▸ Exercise
Render as a JSON list of strings, one per line and with blank lines omitted, the part of the entries that opens with the line containing "list-bottom-divider bbox=[10, 469, 652, 470]" and closes with the line containing "more-dropdown-arrow[interactable] bbox=[240, 36, 270, 55]".

[Dataset excerpt]
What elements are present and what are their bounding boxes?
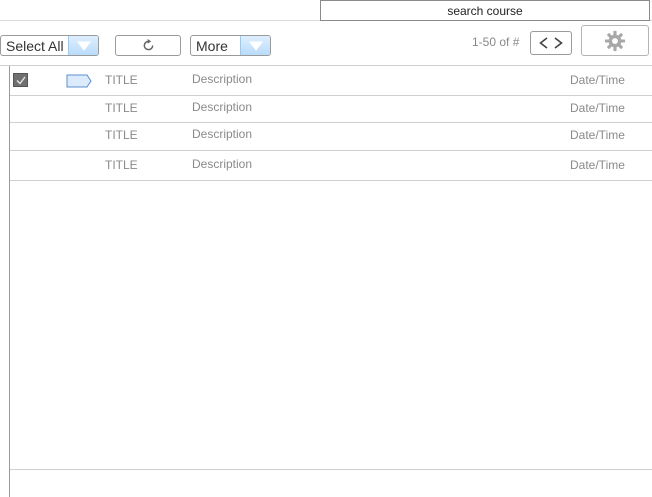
list-bottom-divider bbox=[10, 469, 652, 470]
more-dropdown[interactable]: More bbox=[190, 35, 271, 56]
row-title: TITLE bbox=[105, 158, 138, 172]
row-description: Description bbox=[192, 72, 253, 86]
more-dropdown-arrow[interactable] bbox=[240, 36, 270, 55]
select-all-dropdown[interactable]: Select All bbox=[0, 35, 99, 56]
row-title: TITLE bbox=[105, 73, 138, 87]
label-tag-icon[interactable] bbox=[66, 74, 92, 88]
triangle-down-icon bbox=[76, 41, 91, 51]
row-datetime: Date/Time bbox=[570, 158, 625, 172]
mail-list-screen: search course Select All More 1-50 of # bbox=[0, 0, 652, 497]
row-title: TITLE bbox=[105, 128, 138, 142]
more-label: More bbox=[196, 37, 228, 54]
row-description: Description bbox=[192, 157, 253, 171]
refresh-icon bbox=[143, 39, 153, 51]
settings-button[interactable] bbox=[581, 25, 649, 56]
message-row[interactable]: TITLE Description Date/Time bbox=[10, 96, 652, 123]
row-datetime: Date/Time bbox=[570, 101, 625, 115]
select-all-dropdown-arrow[interactable] bbox=[68, 36, 98, 55]
chevron-left-icon[interactable] bbox=[539, 37, 548, 49]
search-input-text: search course bbox=[447, 3, 523, 18]
row-checkbox[interactable] bbox=[13, 73, 28, 87]
checkmark-icon bbox=[16, 76, 26, 85]
pagination-buttons[interactable] bbox=[530, 31, 572, 55]
gear-icon bbox=[604, 30, 626, 51]
chevron-right-icon[interactable] bbox=[554, 37, 563, 49]
pagination-status: 1-50 of # bbox=[472, 35, 520, 49]
triangle-down-icon bbox=[248, 41, 263, 51]
message-row[interactable]: TITLE Description Date/Time bbox=[10, 66, 652, 96]
refresh-button[interactable] bbox=[115, 35, 181, 56]
select-all-label: Select All bbox=[6, 37, 64, 54]
row-description: Description bbox=[192, 127, 253, 141]
row-title: TITLE bbox=[105, 101, 138, 115]
row-description: Description bbox=[192, 100, 253, 114]
row-datetime: Date/Time bbox=[570, 73, 625, 87]
row-datetime: Date/Time bbox=[570, 128, 625, 142]
message-row[interactable]: TITLE Description Date/Time bbox=[10, 123, 652, 151]
search-input[interactable]: search course bbox=[320, 0, 650, 21]
message-row[interactable]: TITLE Description Date/Time bbox=[10, 151, 652, 181]
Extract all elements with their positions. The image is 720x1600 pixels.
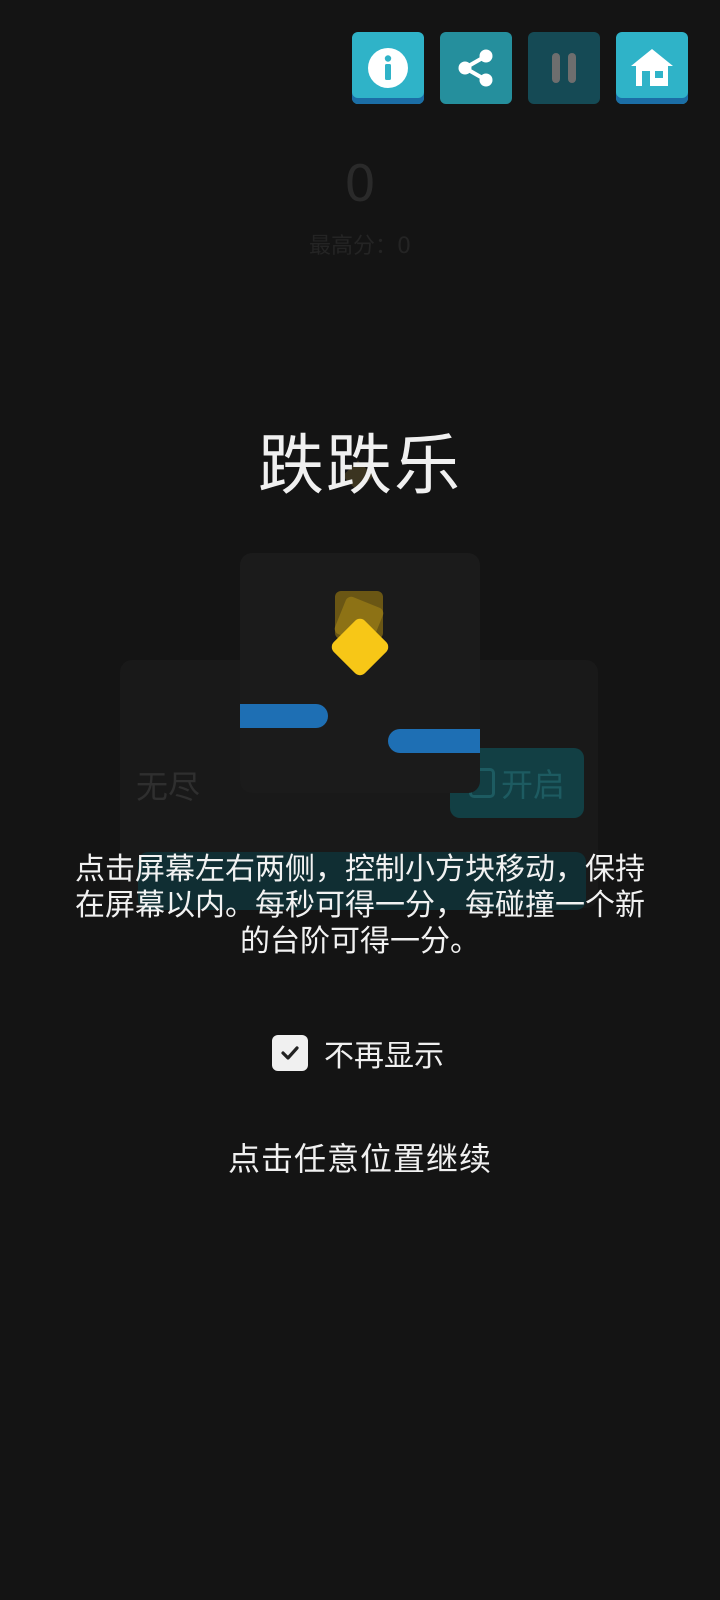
pause-icon: [552, 53, 576, 83]
share-icon: [458, 49, 493, 87]
dont-show-again-checkbox[interactable]: 不再显示: [272, 1034, 444, 1074]
continue-hint: 点击任意位置继续: [227, 1140, 492, 1178]
endless-mode-label: 无尽: [136, 768, 201, 806]
toggle-label: 开启: [500, 766, 565, 804]
dont-show-again-label: 不再显示: [324, 1039, 444, 1074]
game-screen[interactable]: 0 最高分：0 无尽 开启 跌跌乐 点击屏幕左右两侧，控制小方块移动，保持在屏幕…: [0, 0, 720, 1600]
share-button[interactable]: [440, 32, 512, 104]
instructions-text: 点击屏幕左右两侧，控制小方块移动，保持在屏幕以内。每秒可得一分，每碰撞一个新的台…: [75, 852, 645, 959]
info-icon: [368, 48, 408, 88]
pause-button[interactable]: [528, 32, 600, 104]
tutorial-preview: [240, 553, 480, 793]
home-button[interactable]: [616, 32, 688, 104]
platform-right: [388, 729, 480, 753]
checkbox-checked-icon[interactable]: [272, 1035, 308, 1071]
score-display: 0: [344, 155, 376, 213]
platform-left: [240, 704, 328, 728]
best-score-display: 最高分：0: [309, 234, 411, 259]
info-button[interactable]: [352, 32, 424, 104]
game-title: 跌跌乐: [258, 427, 462, 504]
home-icon: [631, 49, 673, 86]
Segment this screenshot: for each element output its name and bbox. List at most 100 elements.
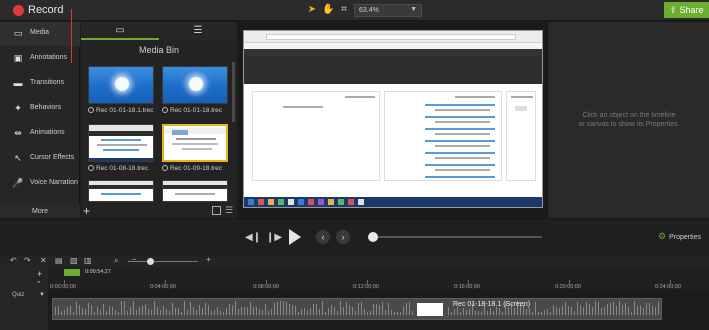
sidebar-item-cursor-effects[interactable]: ↖ Cursor Effects [0, 147, 80, 171]
sidebar-item-label: Media [30, 29, 50, 36]
zoom-out-icon[interactable]: − [132, 255, 137, 264]
arrow-pointer-icon[interactable]: ➤ [306, 4, 318, 16]
next-icon[interactable]: › [336, 230, 350, 244]
waveform-bar [196, 310, 197, 315]
playhead-handle[interactable] [64, 269, 80, 276]
previous-icon[interactable]: ‹ [316, 230, 330, 244]
undo-icon[interactable]: ↶ [10, 256, 17, 265]
sidebar-item-transitions[interactable]: ▬ Transitions [0, 72, 80, 96]
timeline-zoom-track[interactable] [128, 261, 198, 262]
waveform-bar [247, 307, 248, 315]
media-bin-scrollbar[interactable] [232, 62, 235, 122]
chevron-down-icon[interactable]: ▼ [39, 292, 45, 298]
waveform-bar [622, 305, 623, 315]
sidebar-item-media[interactable]: ▭ Media [0, 22, 80, 46]
waveform-bar [334, 307, 335, 315]
media-thumbnail[interactable] [88, 66, 154, 104]
waveform-bar [127, 311, 128, 315]
cut-icon[interactable]: ✕ [40, 256, 47, 265]
waveform-bar [250, 302, 251, 315]
crop-icon[interactable]: ⌗ [338, 4, 350, 16]
waveform-bar [358, 303, 359, 315]
waveform-bar [652, 306, 653, 315]
page-column-right [506, 91, 536, 181]
add-media-icon[interactable]: + [83, 204, 90, 218]
waveform-bar [223, 312, 224, 315]
media-thumbnail[interactable] [162, 66, 228, 104]
sidebar-item-animations[interactable]: ⇹ Animations [0, 122, 80, 146]
waveform-bar [307, 310, 308, 315]
waveform-bar [469, 309, 470, 315]
sidebar-item-annotations[interactable]: ▣ Annotations [0, 47, 80, 71]
play-icon[interactable] [289, 229, 301, 245]
paste-icon[interactable]: ▧ [70, 256, 78, 265]
collapse-icon[interactable]: ⌃ [36, 280, 42, 288]
media-thumbnail[interactable] [162, 180, 228, 202]
media-thumbnail[interactable] [88, 180, 154, 202]
zoom-search-icon[interactable]: ⌕ [114, 256, 118, 266]
waveform-bar [628, 307, 629, 315]
step-forward-icon[interactable]: ❙▶ [266, 232, 282, 243]
waveform-bar [649, 303, 650, 315]
waveform-bar [382, 302, 383, 315]
step-back-icon[interactable]: ◀❙ [245, 232, 261, 243]
waveform-bar [88, 303, 89, 315]
tools-sidebar: ▭ Media ▣ Annotations ▬ Transitions ✦ Be… [0, 22, 80, 218]
media-caption-text: Rec 01-09-18.trec [170, 165, 223, 172]
sidebar-item-voice-narration[interactable]: 🎤 Voice Narration [0, 172, 80, 196]
waveform-bar [124, 301, 125, 315]
waveform-bar [655, 307, 656, 315]
waveform-bar [364, 309, 365, 315]
animations-icon: ⇹ [14, 128, 22, 138]
waveform-bar [616, 306, 617, 315]
media-caption: Rec 01-01-18.trec [162, 107, 232, 114]
hand-pan-icon[interactable]: ✋ [322, 4, 334, 16]
waveform-bar [658, 302, 659, 315]
more-button[interactable]: More [0, 205, 80, 218]
copy-icon[interactable]: ▤ [55, 256, 63, 265]
playback-scrubber-track[interactable] [372, 236, 542, 238]
waveform-bar [274, 303, 275, 315]
list-view-icon[interactable]: ☰ [225, 205, 233, 216]
waveform-bar [256, 307, 257, 315]
timeline-clip[interactable]: Rec 01-18-18.1 (Screen) [52, 298, 662, 320]
sidebar-item-label: Voice Narration [30, 179, 78, 186]
playback-controls: ◀❙ ❙▶ ‹ › ⚙ Properties [0, 218, 709, 254]
zoom-in-icon[interactable]: + [206, 255, 211, 264]
waveform-bar [631, 312, 632, 315]
waveform-bar [559, 308, 560, 315]
waveform-bar [145, 304, 146, 315]
playback-scrubber-handle[interactable] [368, 232, 378, 242]
waveform-bar [91, 305, 92, 315]
waveform-bar [211, 311, 212, 315]
waveform-bar [136, 310, 137, 315]
timeline-zoom-handle[interactable] [147, 258, 154, 265]
redo-icon[interactable]: ↷ [24, 256, 31, 265]
media-caption: Rec 01-01-18.1.trec [88, 107, 158, 114]
properties-button[interactable]: ⚙ Properties [658, 231, 701, 242]
add-track-icon[interactable]: + [37, 269, 42, 279]
sidebar-item-label: Transitions [30, 79, 64, 86]
media-thumbnail-selected[interactable] [162, 124, 228, 162]
grid-view-icon[interactable] [212, 206, 221, 215]
split-icon[interactable]: ▥ [84, 256, 92, 265]
track-header[interactable]: Quiz ▼ [0, 290, 48, 330]
media-bin-title: Media Bin [138, 45, 180, 55]
media-thumbnail[interactable] [88, 124, 154, 162]
waveform-bar [451, 312, 452, 315]
record-icon[interactable] [13, 5, 24, 16]
waveform-bar [601, 308, 602, 315]
canvas-recording-preview[interactable] [243, 30, 543, 208]
record-button[interactable]: Record [28, 4, 63, 16]
zoom-select[interactable]: 63.4% ▼ [354, 4, 422, 17]
sidebar-item-behaviors[interactable]: ✦ Behaviors [0, 97, 80, 121]
waveform-bar [139, 307, 140, 315]
share-button[interactable]: ⇪ Share [664, 2, 709, 18]
tab-library[interactable]: ☰ [159, 22, 237, 40]
canvas-area[interactable] [238, 22, 548, 218]
media-bin-tabs: ▭ ☰ [81, 22, 237, 40]
timeline-ruler[interactable]: + ⌃ 0:00:54;27 0:00:00;00 0:04:00;00 0:0… [0, 267, 709, 290]
waveform-bar [526, 309, 527, 315]
waveform-bar [82, 308, 83, 315]
tab-media-bin[interactable]: ▭ [81, 22, 159, 40]
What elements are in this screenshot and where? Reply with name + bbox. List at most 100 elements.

▸ Exercise result
[
  "list-bottom-divider bbox=[10, 469, 652, 470]",
  "more-dropdown[interactable]: More bbox=[190, 35, 271, 56]",
  "row-title: TITLE bbox=[105, 158, 138, 172]",
  "row-description: Description bbox=[192, 72, 253, 86]",
  "more-dropdown-arrow[interactable] bbox=[240, 36, 270, 55]"
]